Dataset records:
-- START --

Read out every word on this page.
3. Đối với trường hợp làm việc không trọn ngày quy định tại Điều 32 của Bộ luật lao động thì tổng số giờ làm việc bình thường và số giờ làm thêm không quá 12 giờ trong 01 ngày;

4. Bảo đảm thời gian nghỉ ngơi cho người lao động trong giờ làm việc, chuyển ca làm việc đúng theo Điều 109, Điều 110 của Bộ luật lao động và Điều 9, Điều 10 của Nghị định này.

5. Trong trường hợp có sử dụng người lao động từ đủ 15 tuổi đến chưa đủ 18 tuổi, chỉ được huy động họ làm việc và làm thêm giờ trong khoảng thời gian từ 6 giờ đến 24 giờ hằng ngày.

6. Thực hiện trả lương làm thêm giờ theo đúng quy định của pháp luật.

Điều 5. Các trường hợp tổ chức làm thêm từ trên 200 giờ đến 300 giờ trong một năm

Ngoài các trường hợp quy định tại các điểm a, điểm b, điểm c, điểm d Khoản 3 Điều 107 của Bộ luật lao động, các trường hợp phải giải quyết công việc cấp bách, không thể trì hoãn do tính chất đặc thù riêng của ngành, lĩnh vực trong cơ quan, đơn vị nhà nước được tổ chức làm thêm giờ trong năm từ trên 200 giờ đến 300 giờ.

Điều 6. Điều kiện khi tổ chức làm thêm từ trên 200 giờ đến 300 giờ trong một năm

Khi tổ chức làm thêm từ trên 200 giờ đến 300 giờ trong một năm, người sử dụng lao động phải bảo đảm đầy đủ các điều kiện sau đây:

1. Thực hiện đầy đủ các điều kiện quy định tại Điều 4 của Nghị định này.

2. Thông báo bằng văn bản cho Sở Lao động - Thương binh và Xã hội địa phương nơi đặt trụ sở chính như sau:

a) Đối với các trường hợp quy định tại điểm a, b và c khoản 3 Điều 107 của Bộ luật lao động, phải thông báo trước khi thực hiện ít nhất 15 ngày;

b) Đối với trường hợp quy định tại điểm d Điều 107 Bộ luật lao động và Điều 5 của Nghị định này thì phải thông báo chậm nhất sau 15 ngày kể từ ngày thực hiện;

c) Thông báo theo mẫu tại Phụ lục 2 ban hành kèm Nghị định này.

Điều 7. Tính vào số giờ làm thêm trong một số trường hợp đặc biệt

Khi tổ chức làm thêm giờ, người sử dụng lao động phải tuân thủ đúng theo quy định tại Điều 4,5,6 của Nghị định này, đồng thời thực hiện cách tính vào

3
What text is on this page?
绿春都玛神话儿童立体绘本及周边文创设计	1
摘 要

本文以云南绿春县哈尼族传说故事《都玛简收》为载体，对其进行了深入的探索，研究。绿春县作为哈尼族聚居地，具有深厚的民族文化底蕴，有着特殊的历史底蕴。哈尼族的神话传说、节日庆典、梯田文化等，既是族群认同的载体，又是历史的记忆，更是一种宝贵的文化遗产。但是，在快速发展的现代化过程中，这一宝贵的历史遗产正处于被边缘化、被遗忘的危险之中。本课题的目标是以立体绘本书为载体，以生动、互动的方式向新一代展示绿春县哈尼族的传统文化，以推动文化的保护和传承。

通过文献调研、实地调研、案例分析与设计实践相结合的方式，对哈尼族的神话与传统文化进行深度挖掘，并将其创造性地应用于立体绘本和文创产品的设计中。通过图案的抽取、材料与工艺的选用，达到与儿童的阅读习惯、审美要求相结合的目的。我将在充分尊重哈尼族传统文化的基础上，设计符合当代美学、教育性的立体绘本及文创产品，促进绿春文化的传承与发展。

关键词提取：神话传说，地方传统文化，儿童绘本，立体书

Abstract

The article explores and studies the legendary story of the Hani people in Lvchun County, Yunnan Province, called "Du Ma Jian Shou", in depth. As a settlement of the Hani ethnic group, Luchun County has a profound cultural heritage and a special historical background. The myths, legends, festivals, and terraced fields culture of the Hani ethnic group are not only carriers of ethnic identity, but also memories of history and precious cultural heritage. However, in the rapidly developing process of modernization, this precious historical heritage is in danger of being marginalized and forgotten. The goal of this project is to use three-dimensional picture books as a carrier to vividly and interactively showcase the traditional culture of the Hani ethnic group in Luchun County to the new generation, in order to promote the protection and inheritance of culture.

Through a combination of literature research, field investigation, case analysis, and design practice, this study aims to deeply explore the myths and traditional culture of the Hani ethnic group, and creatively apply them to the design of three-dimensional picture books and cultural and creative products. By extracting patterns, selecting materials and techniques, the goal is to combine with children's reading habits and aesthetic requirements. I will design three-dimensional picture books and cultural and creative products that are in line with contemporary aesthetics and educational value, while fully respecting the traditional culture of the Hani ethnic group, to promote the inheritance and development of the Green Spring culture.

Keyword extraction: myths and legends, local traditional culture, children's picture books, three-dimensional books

-- END --

### Aim of the task
Set down the entries verbatim, leaving none out.

### Answer to this exercise
Read out every word on this page.
3. Đối với trường hợp làm việc không trọn ngày quy định tại Điều 32 của Bộ luật lao động thì tổng số giờ làm việc bình thường và số giờ làm thêm không quá 12 giờ trong 01 ngày;

4. Bảo đảm thời gian nghỉ ngơi cho người lao động trong giờ làm việc, chuyển ca làm việc đúng theo Điều 109, Điều 110 của Bộ luật lao động và Điều 9, Điều 10 của Nghị định này.

5. Trong trường hợp có sử dụng người lao động từ đủ 15 tuổi đến chưa đủ 18 tuổi, chỉ được huy động họ làm việc và làm thêm giờ trong khoảng thời gian từ 6 giờ đến 24 giờ hằng ngày.

6. Thực hiện trả lương làm thêm giờ theo đúng quy định của pháp luật.

Điều 5. Các trường hợp tổ chức làm thêm từ trên 200 giờ đến 300 giờ trong một năm

Ngoài các trường hợp quy định tại các điểm a, điểm b, điểm c, điểm d Khoản 3 Điều 107 của Bộ luật lao động, các trường hợp phải giải quyết công việc cấp bách, không thể trì hoãn do tính chất đặc thù riêng của ngành, lĩnh vực trong cơ quan, đơn vị nhà nước được tổ chức làm thêm giờ trong năm từ trên 200 giờ đến 300 giờ.

Điều 6. Điều kiện khi tổ chức làm thêm từ trên 200 giờ đến 300 giờ trong một năm

Khi tổ chức làm thêm từ trên 200 giờ đến 300 giờ trong một năm, người sử dụng lao động phải bảo đảm đầy đủ các điều kiện sau đây:

1. Thực hiện đầy đủ các điều kiện quy định tại Điều 4 của Nghị định này.

2. Thông báo bằng văn bản cho Sở Lao động - Thương binh và Xã hội địa phương nơi đặt trụ sở chính như sau:

a) Đối với các trường hợp quy định tại điểm a, b và c khoản 3 Điều 107 của Bộ luật lao động, phải thông báo trước khi thực hiện ít nhất 15 ngày;

b) Đối với trường hợp quy định tại điểm d Điều 107 Bộ luật lao động và Điều 5 của Nghị định này thì phải thông báo chậm nhất sau 15 ngày kể từ ngày thực hiện;

c) Thông báo theo mẫu tại Phụ lục 2 ban hành kèm Nghị định này.

Điều 7. Tính vào số giờ làm thêm trong một số trường hợp đặc biệt

Khi tổ chức làm thêm giờ, người sử dụng lao động phải tuân thủ đúng theo quy định tại Điều 4,5,6 của Nghị định này, đồng thời thực hiện cách tính vào

3
What text is on this page?
绿春都玛神话儿童立体绘本及周边文创设计	1
摘 要

本文以云南绿春县哈尼族传说故事《都玛简收》为载体，对其进行了深入的探索，研究。绿春县作为哈尼族聚居地，具有深厚的民族文化底蕴，有着特殊的历史底蕴。哈尼族的神话传说、节日庆典、梯田文化等，既是族群认同的载体，又是历史的记忆，更是一种宝贵的文化遗产。但是，在快速发展的现代化过程中，这一宝贵的历史遗产正处于被边缘化、被遗忘的危险之中。本课题的目标是以立体绘本书为载体，以生动、互动的方式向新一代展示绿春县哈尼族的传统文化，以推动文化的保护和传承。

通过文献调研、实地调研、案例分析与设计实践相结合的方式，对哈尼族的神话与传统文化进行深度挖掘，并将其创造性地应用于立体绘本和文创产品的设计中。通过图案的抽取、材料与工艺的选用，达到与儿童的阅读习惯、审美要求相结合的目的。我将在充分尊重哈尼族传统文化的基础上，设计符合当代美学、教育性的立体绘本及文创产品，促进绿春文化的传承与发展。

关键词提取：神话传说，地方传统文化，儿童绘本，立体书

Abstract

The article explores and studies the legendary story of the Hani people in Lvchun County, Yunnan Province, called "Du Ma Jian Shou", in depth. As a settlement of the Hani ethnic group, Luchun County has a profound cultural heritage and a special historical background. The myths, legends, festivals, and terraced fields culture of the Hani ethnic group are not only carriers of ethnic identity, but also memories of history and precious cultural heritage. However, in the rapidly developing process of modernization, this precious historical heritage is in danger of being marginalized and forgotten. The goal of this project is to use three-dimensional picture books as a carrier to vividly and interactively showcase the traditional culture of the Hani ethnic group in Luchun County to the new generation, in order to promote the protection and inheritance of culture.

Through a combination of literature research, field investigation, case analysis, and design practice, this study aims to deeply explore the myths and traditional culture of the Hani ethnic group, and creatively apply them to the design of three-dimensional picture books and cultural and creative products. By extracting patterns, selecting materials and techniques, the goal is to combine with children's reading habits and aesthetic requirements. I will design three-dimensional picture books and cultural and creative products that are in line with contemporary aesthetics and educational value, while fully respecting the traditional culture of the Hani ethnic group, to promote the inheritance and development of the Green Spring culture.

Keyword extraction: myths and legends, local traditional culture, children's picture books, three-dimensional books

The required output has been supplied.